# Required action 1
According to the article on Kentucky Senate race fundraising, how much did Amy McGrath raise in the third quarter?
# Required action 2
Pick up the article on the McConnell–McGrath fundraising race after its final sentence and carry it forward.

=== Page excerpt ===

LOUISVILLE, Ky. — All across the country, massive amounts of money is flowing into politics, but few races have seen the type of eye-popping fundraising totals as the one pitting Sen. Mitch McConnell against former fighter pilot Amy McGrath. With both of their third quarter fundraising totals now in, we take a look at the numbers, how they compare to other states and other years, and what it all means.

What You Need To Know

  • Third quarter fundraising totals are in for Sen. Mitch McConnell and Amy McGrath

  • McGrath raised $36.9 million and McConnell raised $15.7 million

  • The race is the most expensive in Kentucky’s history

  • Despite her fundraising lead, McGrath is behind in the polls and trails in projections

What they raised

The third quarter, which covers the three months between July 1 and Sept. 30, marked the biggest fundraising period for both McConnell and McGrath. The senator brought in $15.7 million, which can only be considered paltry in relation to the record-breaking totals raised by other candidates this quarter. And McGrath is one of those candidates. She reported raising $36.9 million in the third quarter. That brings her total for the entire campaign over $84 million, nearly $30 million more than McConnelll’s $53.6 million.

=== Given records ===

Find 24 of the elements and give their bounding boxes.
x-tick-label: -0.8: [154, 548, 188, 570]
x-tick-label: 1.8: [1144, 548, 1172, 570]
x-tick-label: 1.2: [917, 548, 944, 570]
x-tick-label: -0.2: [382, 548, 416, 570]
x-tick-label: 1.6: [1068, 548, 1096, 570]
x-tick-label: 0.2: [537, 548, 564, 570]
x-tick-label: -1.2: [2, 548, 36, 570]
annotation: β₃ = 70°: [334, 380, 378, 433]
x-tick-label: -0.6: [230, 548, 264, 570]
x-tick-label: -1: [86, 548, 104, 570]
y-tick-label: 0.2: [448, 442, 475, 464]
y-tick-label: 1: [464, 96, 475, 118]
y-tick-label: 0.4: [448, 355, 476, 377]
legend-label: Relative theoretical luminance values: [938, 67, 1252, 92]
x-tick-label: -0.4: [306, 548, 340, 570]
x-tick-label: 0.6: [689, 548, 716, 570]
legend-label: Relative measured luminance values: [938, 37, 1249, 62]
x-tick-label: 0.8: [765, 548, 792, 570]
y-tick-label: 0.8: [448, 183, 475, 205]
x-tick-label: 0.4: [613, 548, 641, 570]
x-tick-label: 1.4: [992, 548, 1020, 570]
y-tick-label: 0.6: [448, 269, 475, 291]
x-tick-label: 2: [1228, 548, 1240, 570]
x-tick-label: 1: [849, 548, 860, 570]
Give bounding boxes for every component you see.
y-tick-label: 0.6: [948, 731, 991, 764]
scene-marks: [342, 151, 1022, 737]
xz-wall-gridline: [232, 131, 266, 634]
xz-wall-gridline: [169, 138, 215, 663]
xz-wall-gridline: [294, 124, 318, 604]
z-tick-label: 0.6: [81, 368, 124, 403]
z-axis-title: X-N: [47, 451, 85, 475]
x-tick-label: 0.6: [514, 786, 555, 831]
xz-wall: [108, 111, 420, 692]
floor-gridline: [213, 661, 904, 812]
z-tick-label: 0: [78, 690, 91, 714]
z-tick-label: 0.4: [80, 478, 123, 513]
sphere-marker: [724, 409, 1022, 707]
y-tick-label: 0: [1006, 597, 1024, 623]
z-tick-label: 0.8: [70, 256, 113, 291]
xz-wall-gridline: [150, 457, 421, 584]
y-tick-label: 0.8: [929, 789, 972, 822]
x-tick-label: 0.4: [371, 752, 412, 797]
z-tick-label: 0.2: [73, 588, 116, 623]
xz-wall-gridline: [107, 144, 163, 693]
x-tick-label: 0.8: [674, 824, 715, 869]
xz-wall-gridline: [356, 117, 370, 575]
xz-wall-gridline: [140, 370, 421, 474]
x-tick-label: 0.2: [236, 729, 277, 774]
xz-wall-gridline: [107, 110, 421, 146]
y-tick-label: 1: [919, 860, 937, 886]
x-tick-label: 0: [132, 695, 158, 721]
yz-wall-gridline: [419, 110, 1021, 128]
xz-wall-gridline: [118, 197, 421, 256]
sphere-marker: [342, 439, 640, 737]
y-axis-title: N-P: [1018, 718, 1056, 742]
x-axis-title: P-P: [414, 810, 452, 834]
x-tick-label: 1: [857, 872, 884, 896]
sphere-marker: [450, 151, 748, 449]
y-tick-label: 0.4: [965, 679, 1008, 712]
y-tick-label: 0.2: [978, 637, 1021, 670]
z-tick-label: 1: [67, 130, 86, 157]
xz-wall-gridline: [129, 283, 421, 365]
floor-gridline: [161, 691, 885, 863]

===

# Written reply 1
$36.9 million.

# Written reply 2
Both candidates also reported sizable chunks of cash on hand, with McGrath sitting on $19.9 million and McConnell $13.9 million. 

What they spent

As McGrath more than doubled McConnell’s fundraising in the third quarter, she also vastly outspent him, dropping $33.1 million to McConnell’s $18.4 million. 

Much of that money was, and continues to be pumped into advertising. Both candidates have unveiled new ads this week. McGrath is amplifying a moment that went viral after the candidates had their first, and likely only debate earlier last Monday. In the video, McConnell laughs as McGrath criticizes him for holding up approval of another stimulus package from Congress. McConnell meanwhile has a new ad tying McGrath’s position on abortion to Hillary Clinton’s.

Both candidates have also benefited from the largesse of outside groups, with The Ditch Fund running ads against McConnell and the Keep Kentucky Great PAC running ads against McGrath.

How it compares to races around the country

In a normal year, McGrath’s fundraising haul would have been close to an all-time record for a U.S. Senate candidate, falling just short of the $38 million quarter Beto O'Rouke had in his bid to defeat Texas Sen. Ted Cruz. But 2020 is not normal, particularly when it comes to the ability of Democrats to rack up eye-popping fundraising total.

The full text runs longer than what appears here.